» TASK INSTRUCTIONS
A. Copy the passage from the Spatial Web post starting at "These technologies basically" and ending at "of Duty etc.".
B. Condense the paragraph of the Spatial Web post that begins "Moving through alternate realities" into a short bulleted list that keeps its main facts.

** SELECTED EXCERPT follows **

>Floating up to the Spatial Web

>(Originally posted 20 April 2009).

Google Street View is an option in Google Earth that shows sequential 2D images down the world’s main streets. This tool provides for a simple 3D effect if you traverse up or down a particular street. Photosynth is MSFT Live Labs software that creates a 3D effect from multiple 2D images of the same scene taken from different angles. You can zoom in/move around the scene if there are enough 2D images of it available. It is more sophisticated than Street View since it is not tied to a particular vector i.e. a street and also because it performs image extrapolation to complete partial views.

Moving through alternate realities like this holds a natural attraction for people; training, POS, medical diagnosis, national security, gaming, film-making, virtual tourism and urban planning would all immediately benefit. Photographs of existing places and objects are increasing at a huge rate through (camera phone) image uploads to social networking sites and the thousands of commercial and Government camera installations throughout the world. There will surely eventually be blanket photograph coverage of pretty much everything everywhere (and once that is achieved – at every time). Geo-tagging will help connect these pictures together.

These technologies basically link photographs of existing scenes up. Your brain mainly adds missing spatial orientation. There is no 3D model of structures behind them unlike say as with Google Sketch-up, AutoCAD or the various First Person Shoot-em-up (FPS) games e.g. Call of Duty etc.

** End of SELECTED EXCERPT **
** LISTED RECORDS follows **

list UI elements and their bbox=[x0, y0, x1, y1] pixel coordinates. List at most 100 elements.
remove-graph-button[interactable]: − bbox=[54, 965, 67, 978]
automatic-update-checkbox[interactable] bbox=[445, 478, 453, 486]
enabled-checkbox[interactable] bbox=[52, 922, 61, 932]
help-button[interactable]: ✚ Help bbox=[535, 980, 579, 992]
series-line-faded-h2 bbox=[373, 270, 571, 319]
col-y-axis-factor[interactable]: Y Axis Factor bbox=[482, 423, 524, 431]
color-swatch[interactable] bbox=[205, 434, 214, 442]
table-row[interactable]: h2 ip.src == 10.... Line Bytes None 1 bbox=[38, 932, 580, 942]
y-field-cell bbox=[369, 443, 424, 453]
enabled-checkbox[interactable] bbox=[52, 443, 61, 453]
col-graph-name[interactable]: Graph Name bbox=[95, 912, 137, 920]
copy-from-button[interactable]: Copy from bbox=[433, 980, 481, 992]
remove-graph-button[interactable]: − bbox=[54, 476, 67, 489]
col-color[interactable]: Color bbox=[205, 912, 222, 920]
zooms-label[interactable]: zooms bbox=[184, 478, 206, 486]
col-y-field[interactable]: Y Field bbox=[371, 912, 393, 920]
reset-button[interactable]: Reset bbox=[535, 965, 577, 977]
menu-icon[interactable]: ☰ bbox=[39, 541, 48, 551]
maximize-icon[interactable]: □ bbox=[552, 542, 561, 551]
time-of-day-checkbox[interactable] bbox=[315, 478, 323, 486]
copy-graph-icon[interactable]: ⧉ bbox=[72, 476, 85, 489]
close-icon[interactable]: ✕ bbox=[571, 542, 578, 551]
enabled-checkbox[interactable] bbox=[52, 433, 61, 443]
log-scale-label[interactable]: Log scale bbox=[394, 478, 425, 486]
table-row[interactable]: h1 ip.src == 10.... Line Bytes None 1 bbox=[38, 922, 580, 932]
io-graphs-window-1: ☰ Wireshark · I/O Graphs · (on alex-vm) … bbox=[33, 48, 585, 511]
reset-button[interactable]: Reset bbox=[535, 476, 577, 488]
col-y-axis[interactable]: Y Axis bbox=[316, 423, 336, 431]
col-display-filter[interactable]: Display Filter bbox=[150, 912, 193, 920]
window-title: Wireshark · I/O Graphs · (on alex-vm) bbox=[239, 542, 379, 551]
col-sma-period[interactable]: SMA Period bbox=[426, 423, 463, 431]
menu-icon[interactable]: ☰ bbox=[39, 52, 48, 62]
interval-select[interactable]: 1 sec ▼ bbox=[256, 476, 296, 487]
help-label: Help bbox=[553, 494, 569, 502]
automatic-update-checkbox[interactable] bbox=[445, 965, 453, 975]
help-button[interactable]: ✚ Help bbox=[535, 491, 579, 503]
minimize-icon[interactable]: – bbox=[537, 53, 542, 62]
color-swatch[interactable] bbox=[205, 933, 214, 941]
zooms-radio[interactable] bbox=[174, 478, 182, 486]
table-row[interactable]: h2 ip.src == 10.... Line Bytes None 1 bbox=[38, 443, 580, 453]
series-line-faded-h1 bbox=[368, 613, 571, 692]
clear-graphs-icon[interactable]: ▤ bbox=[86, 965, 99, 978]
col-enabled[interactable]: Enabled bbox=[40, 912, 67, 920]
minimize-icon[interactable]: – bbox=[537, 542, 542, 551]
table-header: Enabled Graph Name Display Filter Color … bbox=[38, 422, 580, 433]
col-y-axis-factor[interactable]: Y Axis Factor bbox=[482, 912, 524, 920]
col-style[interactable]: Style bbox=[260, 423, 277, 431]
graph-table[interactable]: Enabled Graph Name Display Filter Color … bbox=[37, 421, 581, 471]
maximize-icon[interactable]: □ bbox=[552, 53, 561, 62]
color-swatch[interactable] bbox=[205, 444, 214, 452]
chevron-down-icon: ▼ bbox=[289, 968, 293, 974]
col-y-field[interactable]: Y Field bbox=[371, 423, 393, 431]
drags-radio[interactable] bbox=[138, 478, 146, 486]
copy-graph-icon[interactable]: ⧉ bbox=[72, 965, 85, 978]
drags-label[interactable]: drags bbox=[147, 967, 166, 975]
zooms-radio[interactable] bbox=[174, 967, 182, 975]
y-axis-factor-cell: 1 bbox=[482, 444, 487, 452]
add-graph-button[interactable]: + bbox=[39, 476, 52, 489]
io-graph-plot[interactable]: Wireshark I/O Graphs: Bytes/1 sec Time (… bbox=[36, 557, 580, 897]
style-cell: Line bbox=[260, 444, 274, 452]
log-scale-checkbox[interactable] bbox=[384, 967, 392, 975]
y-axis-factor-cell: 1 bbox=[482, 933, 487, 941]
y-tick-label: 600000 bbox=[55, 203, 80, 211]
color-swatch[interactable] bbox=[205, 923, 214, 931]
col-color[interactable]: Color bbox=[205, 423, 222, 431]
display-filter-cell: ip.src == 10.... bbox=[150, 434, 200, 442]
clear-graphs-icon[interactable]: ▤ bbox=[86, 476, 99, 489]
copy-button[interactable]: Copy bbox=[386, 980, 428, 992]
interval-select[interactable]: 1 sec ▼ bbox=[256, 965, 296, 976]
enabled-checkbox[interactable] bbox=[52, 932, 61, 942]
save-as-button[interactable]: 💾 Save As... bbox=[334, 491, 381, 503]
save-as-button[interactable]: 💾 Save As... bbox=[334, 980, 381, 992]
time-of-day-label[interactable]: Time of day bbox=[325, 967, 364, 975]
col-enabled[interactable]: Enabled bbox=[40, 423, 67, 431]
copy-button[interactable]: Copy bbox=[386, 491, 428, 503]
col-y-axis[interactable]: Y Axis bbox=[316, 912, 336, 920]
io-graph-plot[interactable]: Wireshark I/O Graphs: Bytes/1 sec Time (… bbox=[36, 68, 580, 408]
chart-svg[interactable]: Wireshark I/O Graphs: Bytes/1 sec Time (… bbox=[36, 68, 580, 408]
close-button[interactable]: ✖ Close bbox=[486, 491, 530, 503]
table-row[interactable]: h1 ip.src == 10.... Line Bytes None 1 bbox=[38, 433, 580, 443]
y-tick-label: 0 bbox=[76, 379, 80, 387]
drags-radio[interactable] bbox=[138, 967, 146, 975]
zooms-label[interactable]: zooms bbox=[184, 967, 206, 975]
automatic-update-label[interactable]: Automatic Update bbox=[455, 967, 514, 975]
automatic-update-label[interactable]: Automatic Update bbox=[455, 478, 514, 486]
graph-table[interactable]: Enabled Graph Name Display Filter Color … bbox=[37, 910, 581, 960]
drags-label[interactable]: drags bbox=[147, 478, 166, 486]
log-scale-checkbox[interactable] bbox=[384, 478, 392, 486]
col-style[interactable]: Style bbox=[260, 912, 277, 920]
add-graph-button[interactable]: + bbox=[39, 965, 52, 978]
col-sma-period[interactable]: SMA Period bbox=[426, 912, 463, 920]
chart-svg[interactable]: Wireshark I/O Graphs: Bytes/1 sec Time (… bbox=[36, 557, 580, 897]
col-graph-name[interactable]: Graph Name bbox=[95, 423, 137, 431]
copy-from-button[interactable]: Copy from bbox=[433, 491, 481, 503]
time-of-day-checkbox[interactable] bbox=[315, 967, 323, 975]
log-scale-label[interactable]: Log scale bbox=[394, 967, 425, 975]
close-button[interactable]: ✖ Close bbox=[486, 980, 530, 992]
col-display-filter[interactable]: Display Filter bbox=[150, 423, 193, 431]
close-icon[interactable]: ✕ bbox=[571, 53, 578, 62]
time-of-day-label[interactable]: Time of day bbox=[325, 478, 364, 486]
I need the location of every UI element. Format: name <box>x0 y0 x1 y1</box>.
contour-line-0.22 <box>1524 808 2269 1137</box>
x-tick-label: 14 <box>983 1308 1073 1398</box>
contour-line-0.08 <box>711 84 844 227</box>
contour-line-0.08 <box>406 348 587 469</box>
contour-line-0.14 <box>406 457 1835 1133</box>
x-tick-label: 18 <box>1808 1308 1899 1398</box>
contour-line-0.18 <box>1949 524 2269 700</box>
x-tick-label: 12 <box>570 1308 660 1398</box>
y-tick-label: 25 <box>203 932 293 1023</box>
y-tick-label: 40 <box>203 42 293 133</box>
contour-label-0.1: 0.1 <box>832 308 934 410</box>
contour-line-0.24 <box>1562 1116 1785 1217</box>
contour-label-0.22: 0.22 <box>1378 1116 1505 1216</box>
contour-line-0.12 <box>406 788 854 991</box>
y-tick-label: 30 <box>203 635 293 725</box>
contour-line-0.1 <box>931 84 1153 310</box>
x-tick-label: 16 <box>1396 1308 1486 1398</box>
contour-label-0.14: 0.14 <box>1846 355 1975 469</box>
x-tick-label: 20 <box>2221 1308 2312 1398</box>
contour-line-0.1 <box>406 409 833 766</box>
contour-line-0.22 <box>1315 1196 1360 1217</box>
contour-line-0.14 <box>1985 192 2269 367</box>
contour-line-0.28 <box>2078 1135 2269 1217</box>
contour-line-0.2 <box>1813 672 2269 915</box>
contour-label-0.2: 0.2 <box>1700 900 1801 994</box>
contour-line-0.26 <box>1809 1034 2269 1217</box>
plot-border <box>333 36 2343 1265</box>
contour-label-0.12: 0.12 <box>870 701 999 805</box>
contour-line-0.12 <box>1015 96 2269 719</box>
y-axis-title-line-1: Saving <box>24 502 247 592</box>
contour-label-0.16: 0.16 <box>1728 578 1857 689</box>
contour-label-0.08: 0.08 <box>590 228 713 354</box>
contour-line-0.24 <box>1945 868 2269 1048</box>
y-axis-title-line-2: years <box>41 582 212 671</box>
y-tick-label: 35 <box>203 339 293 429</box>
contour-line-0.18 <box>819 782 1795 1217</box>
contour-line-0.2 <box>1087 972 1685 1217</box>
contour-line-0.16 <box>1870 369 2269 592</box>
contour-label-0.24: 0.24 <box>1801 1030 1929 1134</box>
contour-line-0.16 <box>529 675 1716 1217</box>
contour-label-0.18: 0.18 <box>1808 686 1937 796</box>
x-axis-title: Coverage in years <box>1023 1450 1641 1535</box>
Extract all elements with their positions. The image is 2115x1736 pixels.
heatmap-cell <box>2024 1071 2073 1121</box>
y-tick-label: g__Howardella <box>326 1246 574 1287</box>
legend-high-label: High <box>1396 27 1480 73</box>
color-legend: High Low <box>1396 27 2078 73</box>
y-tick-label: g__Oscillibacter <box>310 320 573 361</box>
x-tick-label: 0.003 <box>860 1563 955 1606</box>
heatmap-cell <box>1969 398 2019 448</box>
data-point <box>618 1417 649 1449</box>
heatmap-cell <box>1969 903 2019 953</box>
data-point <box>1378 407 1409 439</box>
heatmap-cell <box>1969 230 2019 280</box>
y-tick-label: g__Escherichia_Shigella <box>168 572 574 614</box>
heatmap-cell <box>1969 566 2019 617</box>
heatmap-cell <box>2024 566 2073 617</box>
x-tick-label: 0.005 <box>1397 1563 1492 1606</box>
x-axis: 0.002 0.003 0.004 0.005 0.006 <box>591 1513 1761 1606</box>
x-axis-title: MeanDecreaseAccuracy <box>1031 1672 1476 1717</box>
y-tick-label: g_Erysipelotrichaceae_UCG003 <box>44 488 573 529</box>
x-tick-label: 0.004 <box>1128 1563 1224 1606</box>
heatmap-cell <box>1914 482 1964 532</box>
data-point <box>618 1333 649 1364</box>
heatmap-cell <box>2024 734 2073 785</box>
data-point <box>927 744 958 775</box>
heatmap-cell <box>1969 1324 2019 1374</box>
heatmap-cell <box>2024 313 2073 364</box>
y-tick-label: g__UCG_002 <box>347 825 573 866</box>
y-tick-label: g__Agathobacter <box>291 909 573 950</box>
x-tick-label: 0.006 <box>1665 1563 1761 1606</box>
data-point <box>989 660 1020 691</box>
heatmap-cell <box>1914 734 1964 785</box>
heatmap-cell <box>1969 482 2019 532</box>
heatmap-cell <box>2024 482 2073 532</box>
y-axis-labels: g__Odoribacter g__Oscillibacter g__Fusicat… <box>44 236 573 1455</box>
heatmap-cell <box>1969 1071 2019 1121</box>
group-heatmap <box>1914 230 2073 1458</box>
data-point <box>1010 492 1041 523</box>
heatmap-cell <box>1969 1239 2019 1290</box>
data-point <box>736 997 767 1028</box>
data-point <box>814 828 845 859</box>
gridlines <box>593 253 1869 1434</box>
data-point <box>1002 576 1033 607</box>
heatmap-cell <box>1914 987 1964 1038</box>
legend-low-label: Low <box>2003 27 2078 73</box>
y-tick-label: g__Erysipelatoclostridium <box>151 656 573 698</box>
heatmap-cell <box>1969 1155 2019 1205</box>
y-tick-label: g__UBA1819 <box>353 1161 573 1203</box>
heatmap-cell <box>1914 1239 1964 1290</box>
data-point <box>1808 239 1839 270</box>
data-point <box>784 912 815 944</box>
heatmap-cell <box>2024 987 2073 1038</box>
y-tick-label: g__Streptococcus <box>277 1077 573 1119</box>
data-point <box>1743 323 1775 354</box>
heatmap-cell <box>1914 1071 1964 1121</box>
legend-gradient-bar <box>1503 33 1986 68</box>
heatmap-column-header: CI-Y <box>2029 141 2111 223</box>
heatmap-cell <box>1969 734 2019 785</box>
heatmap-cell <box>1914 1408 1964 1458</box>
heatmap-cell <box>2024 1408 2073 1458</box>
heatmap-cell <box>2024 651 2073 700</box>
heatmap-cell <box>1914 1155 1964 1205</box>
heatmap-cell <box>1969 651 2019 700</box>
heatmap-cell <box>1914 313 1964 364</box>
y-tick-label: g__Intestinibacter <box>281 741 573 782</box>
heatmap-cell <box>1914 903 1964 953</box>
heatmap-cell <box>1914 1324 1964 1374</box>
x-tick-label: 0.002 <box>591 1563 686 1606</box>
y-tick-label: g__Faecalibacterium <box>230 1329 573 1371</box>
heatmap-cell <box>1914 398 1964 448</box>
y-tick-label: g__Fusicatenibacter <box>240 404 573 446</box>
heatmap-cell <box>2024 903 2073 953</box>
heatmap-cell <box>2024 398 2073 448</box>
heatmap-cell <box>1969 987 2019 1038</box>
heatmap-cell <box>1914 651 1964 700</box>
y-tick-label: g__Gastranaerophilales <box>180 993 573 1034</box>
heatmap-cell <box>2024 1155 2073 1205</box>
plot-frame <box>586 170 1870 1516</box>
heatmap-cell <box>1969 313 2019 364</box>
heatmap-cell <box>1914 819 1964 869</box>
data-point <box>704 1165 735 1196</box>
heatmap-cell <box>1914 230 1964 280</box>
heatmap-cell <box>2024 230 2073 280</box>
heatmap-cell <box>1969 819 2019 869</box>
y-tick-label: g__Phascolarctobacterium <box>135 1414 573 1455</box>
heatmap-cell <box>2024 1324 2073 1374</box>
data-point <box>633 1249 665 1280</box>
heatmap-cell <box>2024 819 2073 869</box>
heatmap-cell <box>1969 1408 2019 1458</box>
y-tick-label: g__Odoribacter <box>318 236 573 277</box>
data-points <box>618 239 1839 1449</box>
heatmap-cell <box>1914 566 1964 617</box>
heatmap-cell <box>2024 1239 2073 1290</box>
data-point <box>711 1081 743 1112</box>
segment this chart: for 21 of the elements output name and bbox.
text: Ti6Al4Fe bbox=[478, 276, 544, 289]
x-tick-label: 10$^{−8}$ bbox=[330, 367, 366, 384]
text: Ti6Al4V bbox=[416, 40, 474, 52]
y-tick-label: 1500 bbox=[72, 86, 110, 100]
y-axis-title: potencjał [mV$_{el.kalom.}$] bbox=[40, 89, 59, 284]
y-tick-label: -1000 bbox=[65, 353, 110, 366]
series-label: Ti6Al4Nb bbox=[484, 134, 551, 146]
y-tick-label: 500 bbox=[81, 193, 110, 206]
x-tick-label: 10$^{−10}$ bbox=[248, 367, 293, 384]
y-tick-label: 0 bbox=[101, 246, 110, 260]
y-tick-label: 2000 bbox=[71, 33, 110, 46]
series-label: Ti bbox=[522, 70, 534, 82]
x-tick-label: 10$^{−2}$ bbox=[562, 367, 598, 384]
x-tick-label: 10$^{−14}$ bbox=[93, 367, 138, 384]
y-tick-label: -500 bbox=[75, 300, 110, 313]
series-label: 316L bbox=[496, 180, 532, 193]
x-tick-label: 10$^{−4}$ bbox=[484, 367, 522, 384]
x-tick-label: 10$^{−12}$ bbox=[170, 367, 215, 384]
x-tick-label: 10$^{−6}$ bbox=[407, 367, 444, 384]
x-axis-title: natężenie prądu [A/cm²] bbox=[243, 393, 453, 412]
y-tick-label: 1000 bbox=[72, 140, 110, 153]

** End of LISTED RECORDS **

» SOLUTIONS
A.
These technologies basically link photographs of existing scenes up. Your brain mainly adds missing spatial orientation. There is no 3D model of structures behind them unlike say as with Google Sketch-up, AutoCAD or the various First Person Shoot-em-up (FPS) games e.g. Call of Duty etc.

B.
- Moving through alternate realities naturally attracts people. Training, POS, medical diagnosis, national security, gaming, film-making, virtual tourism and urban planning would benefit immediately.
- Photos of existing places and objects are increasing rapidly. They come from camera-phone uploads to social networking sites and from thousands of commercial and Government cameras worldwide.
- Eventually there will be blanket photo coverage of nearly everything everywhere, and then at every time.
- Geo-tagging will help link these pictures together.